Please write out exactly the lines that begin at the line containing "Read all visible content and emit it as JSON." and run to the end of the records.

[Start]

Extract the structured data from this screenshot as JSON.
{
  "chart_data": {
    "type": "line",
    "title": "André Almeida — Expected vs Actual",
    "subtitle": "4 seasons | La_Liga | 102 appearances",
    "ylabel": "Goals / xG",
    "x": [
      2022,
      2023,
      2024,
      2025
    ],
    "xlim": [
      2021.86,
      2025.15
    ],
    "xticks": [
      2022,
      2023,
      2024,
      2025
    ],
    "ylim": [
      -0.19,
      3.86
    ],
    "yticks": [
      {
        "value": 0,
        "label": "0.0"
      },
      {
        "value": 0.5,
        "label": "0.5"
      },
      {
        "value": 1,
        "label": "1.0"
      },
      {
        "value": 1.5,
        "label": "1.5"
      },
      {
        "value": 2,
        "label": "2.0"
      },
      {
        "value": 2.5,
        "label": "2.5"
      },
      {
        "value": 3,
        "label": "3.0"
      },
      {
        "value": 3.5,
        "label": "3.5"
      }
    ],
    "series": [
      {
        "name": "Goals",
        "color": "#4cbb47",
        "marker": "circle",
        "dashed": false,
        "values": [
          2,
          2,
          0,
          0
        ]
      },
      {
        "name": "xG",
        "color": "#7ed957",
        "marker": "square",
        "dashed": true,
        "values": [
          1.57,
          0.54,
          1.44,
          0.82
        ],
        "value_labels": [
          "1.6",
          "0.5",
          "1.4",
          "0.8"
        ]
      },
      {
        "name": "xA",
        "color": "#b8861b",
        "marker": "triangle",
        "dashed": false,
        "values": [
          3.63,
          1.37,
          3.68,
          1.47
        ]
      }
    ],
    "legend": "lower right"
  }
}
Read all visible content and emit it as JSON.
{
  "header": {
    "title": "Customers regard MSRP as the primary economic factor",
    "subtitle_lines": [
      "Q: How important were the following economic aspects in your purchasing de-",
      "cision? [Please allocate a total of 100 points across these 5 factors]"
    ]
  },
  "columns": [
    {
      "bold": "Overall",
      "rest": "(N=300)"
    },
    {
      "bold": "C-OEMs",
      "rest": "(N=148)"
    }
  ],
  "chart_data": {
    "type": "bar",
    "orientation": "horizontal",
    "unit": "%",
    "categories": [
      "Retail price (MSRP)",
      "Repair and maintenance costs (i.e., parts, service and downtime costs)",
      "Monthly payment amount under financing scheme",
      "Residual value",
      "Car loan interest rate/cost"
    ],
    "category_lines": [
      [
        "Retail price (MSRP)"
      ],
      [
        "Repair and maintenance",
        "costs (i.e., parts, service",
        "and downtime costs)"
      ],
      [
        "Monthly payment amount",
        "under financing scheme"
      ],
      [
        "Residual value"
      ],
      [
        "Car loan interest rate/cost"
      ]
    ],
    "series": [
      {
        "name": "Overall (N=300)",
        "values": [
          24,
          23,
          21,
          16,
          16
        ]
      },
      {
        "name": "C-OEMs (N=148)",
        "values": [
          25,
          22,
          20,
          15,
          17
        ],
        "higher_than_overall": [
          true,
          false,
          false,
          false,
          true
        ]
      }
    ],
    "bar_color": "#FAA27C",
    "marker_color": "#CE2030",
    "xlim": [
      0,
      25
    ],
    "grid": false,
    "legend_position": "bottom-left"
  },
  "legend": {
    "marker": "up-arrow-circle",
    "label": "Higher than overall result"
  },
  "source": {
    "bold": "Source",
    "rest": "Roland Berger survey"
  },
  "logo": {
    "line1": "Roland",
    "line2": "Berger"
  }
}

[End]

**Full response**
Read all visible content and emit it as JSON.
{
  "header": {
    "title": "Customers regard MSRP as the primary economic factor",
    "subtitle_lines": [
      "Q: How important were the following economic aspects in your purchasing de-",
      "cision? [Please allocate a total of 100 points across these 5 factors]"
    ]
  },
  "columns": [
    {
      "bold": "Overall",
      "rest": "(N=300)"
    },
    {
      "bold": "C-OEMs",
      "rest": "(N=148)"
    }
  ],
  "chart_data": {
    "type": "bar",
    "orientation": "horizontal",
    "unit": "%",
    "categories": [
      "Retail price (MSRP)",
      "Repair and maintenance costs (i.e., parts, service and downtime costs)",
      "Monthly payment amount under financing scheme",
      "Residual value",
      "Car loan interest rate/cost"
    ],
    "category_lines": [
      [
        "Retail price (MSRP)"
      ],
      [
        "Repair and maintenance",
        "costs (i.e., parts, service",
        "and downtime costs)"
      ],
      [
        "Monthly payment amount",
        "under financing scheme"
      ],
      [
        "Residual value"
      ],
      [
        "Car loan interest rate/cost"
      ]
    ],
    "series": [
      {
        "name": "Overall (N=300)",
        "values": [
          24,
          23,
          21,
          16,
          16
        ]
      },
      {
        "name": "C-OEMs (N=148)",
        "values": [
          25,
          22,
          20,
          15,
          17
        ],
        "higher_than_overall": [
          true,
          false,
          false,
          false,
          true
        ]
      }
    ],
    "bar_color": "#FAA27C",
    "marker_color": "#CE2030",
    "xlim": [
      0,
      25
    ],
    "grid": false,
    "legend_position": "bottom-left"
  },
  "legend": {
    "marker": "up-arrow-circle",
    "label": "Higher than overall result"
  },
  "source": {
    "bold": "Source",
    "rest": "Roland Berger survey"
  },
  "logo": {
    "line1": "Roland",
    "line2": "Berger"
  }
}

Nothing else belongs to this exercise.